● **GIVEN REQUEST**:
Exact repetition of every entry is required.

┌─ INPUT ROWS

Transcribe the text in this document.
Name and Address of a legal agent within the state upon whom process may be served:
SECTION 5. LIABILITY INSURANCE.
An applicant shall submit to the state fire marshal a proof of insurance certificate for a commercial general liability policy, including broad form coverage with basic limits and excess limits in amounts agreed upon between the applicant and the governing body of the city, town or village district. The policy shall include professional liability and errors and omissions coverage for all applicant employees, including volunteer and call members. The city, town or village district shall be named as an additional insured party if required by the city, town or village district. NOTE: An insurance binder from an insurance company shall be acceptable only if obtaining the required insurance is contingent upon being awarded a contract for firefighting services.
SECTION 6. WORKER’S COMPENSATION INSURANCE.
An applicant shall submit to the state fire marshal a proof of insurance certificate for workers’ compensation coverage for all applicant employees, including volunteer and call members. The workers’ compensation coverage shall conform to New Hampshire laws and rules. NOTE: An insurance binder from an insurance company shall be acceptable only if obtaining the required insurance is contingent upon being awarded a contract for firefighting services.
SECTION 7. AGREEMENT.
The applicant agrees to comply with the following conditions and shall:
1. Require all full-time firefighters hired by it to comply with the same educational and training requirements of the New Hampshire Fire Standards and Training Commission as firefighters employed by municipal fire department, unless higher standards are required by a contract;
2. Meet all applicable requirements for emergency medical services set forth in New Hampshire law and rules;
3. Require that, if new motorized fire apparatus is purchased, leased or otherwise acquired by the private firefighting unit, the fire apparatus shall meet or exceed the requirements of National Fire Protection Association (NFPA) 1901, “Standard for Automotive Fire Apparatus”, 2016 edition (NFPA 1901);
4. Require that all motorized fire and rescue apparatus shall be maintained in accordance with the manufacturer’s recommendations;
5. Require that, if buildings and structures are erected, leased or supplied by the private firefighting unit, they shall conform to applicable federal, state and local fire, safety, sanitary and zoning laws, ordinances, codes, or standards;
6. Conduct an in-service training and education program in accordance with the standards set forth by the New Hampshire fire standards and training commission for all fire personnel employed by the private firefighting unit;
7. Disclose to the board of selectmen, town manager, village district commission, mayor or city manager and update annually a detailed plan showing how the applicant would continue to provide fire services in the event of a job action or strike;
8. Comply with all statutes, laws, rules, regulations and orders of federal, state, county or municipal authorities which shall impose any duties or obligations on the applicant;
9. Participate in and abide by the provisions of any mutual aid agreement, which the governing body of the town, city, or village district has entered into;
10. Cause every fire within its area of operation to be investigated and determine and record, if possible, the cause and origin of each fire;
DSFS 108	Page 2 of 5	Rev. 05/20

└─

● **TASK RESPONSE**:
Transcribe the text in this document.
Name and Address of a legal agent within the state upon whom process may be served:
SECTION 5. LIABILITY INSURANCE.
An applicant shall submit to the state fire marshal a proof of insurance certificate for a commercial general liability policy, including broad form coverage with basic limits and excess limits in amounts agreed upon between the applicant and the governing body of the city, town or village district. The policy shall include professional liability and errors and omissions coverage for all applicant employees, including volunteer and call members. The city, town or village district shall be named as an additional insured party if required by the city, town or village district. NOTE: An insurance binder from an insurance company shall be acceptable only if obtaining the required insurance is contingent upon being awarded a contract for firefighting services.
SECTION 6. WORKER’S COMPENSATION INSURANCE.
An applicant shall submit to the state fire marshal a proof of insurance certificate for workers’ compensation coverage for all applicant employees, including volunteer and call members. The workers’ compensation coverage shall conform to New Hampshire laws and rules. NOTE: An insurance binder from an insurance company shall be acceptable only if obtaining the required insurance is contingent upon being awarded a contract for firefighting services.
SECTION 7. AGREEMENT.
The applicant agrees to comply with the following conditions and shall:
1. Require all full-time firefighters hired by it to comply with the same educational and training requirements of the New Hampshire Fire Standards and Training Commission as firefighters employed by municipal fire department, unless higher standards are required by a contract;
2. Meet all applicable requirements for emergency medical services set forth in New Hampshire law and rules;
3. Require that, if new motorized fire apparatus is purchased, leased or otherwise acquired by the private firefighting unit, the fire apparatus shall meet or exceed the requirements of National Fire Protection Association (NFPA) 1901, “Standard for Automotive Fire Apparatus”, 2016 edition (NFPA 1901);
4. Require that all motorized fire and rescue apparatus shall be maintained in accordance with the manufacturer’s recommendations;
5. Require that, if buildings and structures are erected, leased or supplied by the private firefighting unit, they shall conform to applicable federal, state and local fire, safety, sanitary and zoning laws, ordinances, codes, or standards;
6. Conduct an in-service training and education program in accordance with the standards set forth by the New Hampshire fire standards and training commission for all fire personnel employed by the private firefighting unit;
7. Disclose to the board of selectmen, town manager, village district commission, mayor or city manager and update annually a detailed plan showing how the applicant would continue to provide fire services in the event of a job action or strike;
8. Comply with all statutes, laws, rules, regulations and orders of federal, state, county or municipal authorities which shall impose any duties or obligations on the applicant;
9. Participate in and abide by the provisions of any mutual aid agreement, which the governing body of the town, city, or village district has entered into;
10. Cause every fire within its area of operation to be investigated and determine and record, if possible, the cause and origin of each fire;
DSFS 108	Page 2 of 5	Rev. 05/20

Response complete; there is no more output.